--- GIVEN INFORMATION ---
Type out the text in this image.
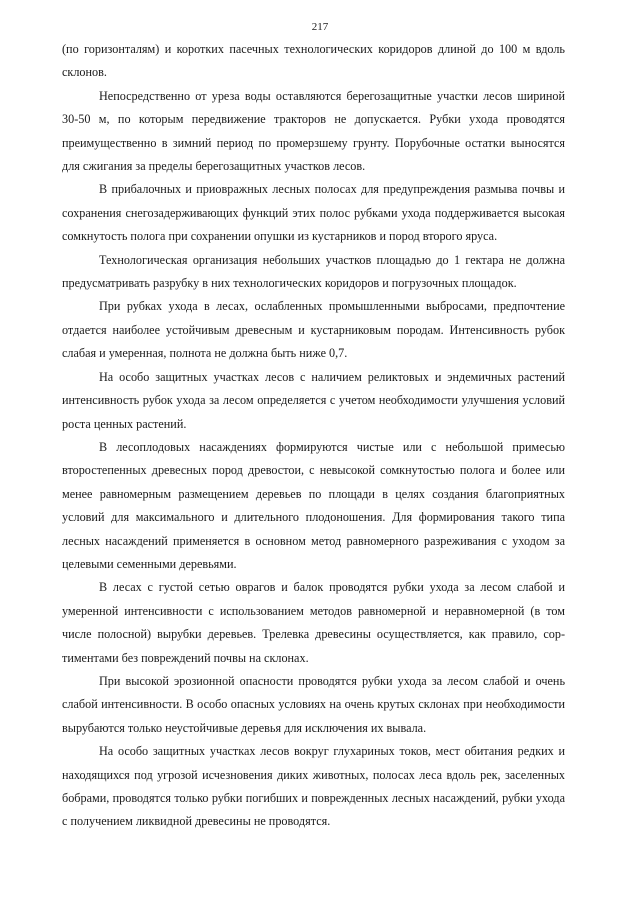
217

(по горизонталям) и коротких пасечных технологических коридоров длиной до 100 м вдоль склонов.

Непосредственно от уреза воды оставляются берегозащитные участки лесов шириной 30-50 м, по которым передвижение тракторов не допускается. Рубки ухода проводятся преимущественно в зимний период по промерзшему грунту. Порубочные остатки выносятся для сжигания за пределы берегозащитных участков лесов.

В прибалочных и приовражных лесных полосах для предупреждения размыва почвы и сохранения снегозадерживающих функций этих полос рубками ухода поддерживается высокая сомкнутость полога при сохранении опушки из кустарников и пород второго яруса.

Технологическая организация небольших участков площадью до 1 гектара не должна предусматривать разрубку в них технологических коридоров и погрузочных площадок.

При рубках ухода в лесах, ослабленных промышленными выбросами, предпочтение отдается наиболее устойчивым древесным и кустарниковым породам. Интенсивность рубок слабая и умеренная, полнота не должна быть ниже 0,7.

На особо защитных участках лесов с наличием реликтовых и эндемичных растений интенсивность рубок ухода за лесом определяется с учетом необходимости улучшения условий роста ценных растений.

В лесоплодовых насаждениях формируются чистые или с небольшой примесью второстепенных древесных пород древостои, с невысокой сомкнутостью полога и более или менее равномерным размещением деревьев по площади в целях создания благоприятных условий для максимального и длительного плодоношения. Для формирования такого типа лесных насаждений применяется в основном метод равномерного разреживания с уходом за целевыми семенными деревьями.

В лесах с густой сетью оврагов и балок проводятся рубки ухода за лесом слабой и умеренной интенсивности с использованием методов равномерной и неравномерной (в том числе полосной) вырубки деревьев. Трелевка древесины осуществляется, как правило, сортиментами без повреждений почвы на склонах.

При высокой эрозионной опасности проводятся рубки ухода за лесом слабой и очень слабой интенсивности. В особо опасных условиях на очень крутых склонах при необходимости вырубаются только неустойчивые деревья для исключения их вывала.

На особо защитных участках лесов вокруг глухариных токов, мест обитания редких и находящихся под угрозой исчезновения диких животных, полосах леса вдоль рек, заселенных бобрами, проводятся только рубки погибших и поврежденных лесных насаждений, рубки ухода с получением ликвидной древесины не проводятся.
---
In the entries above, identify every line with the word "интенсивности". Copy those lines.

## [EXERCISE OUTPUT]
В лесах с густой сетью оврагов и балок проводятся рубки ухода за лесом слабой и умеренной интенсивности с использованием методов равномерной и неравномерной (в том числе полосной) вырубки деревьев. Трелевка древесины осуществляется, как правило, сортиментами без повреждений почвы на склонах.
При высокой эрозионной опасности проводятся рубки ухода за лесом слабой и очень слабой интенсивности. В особо опасных условиях на очень крутых склонах при необходимости вырубаются только неустойчивые деревья для исключения их вывала.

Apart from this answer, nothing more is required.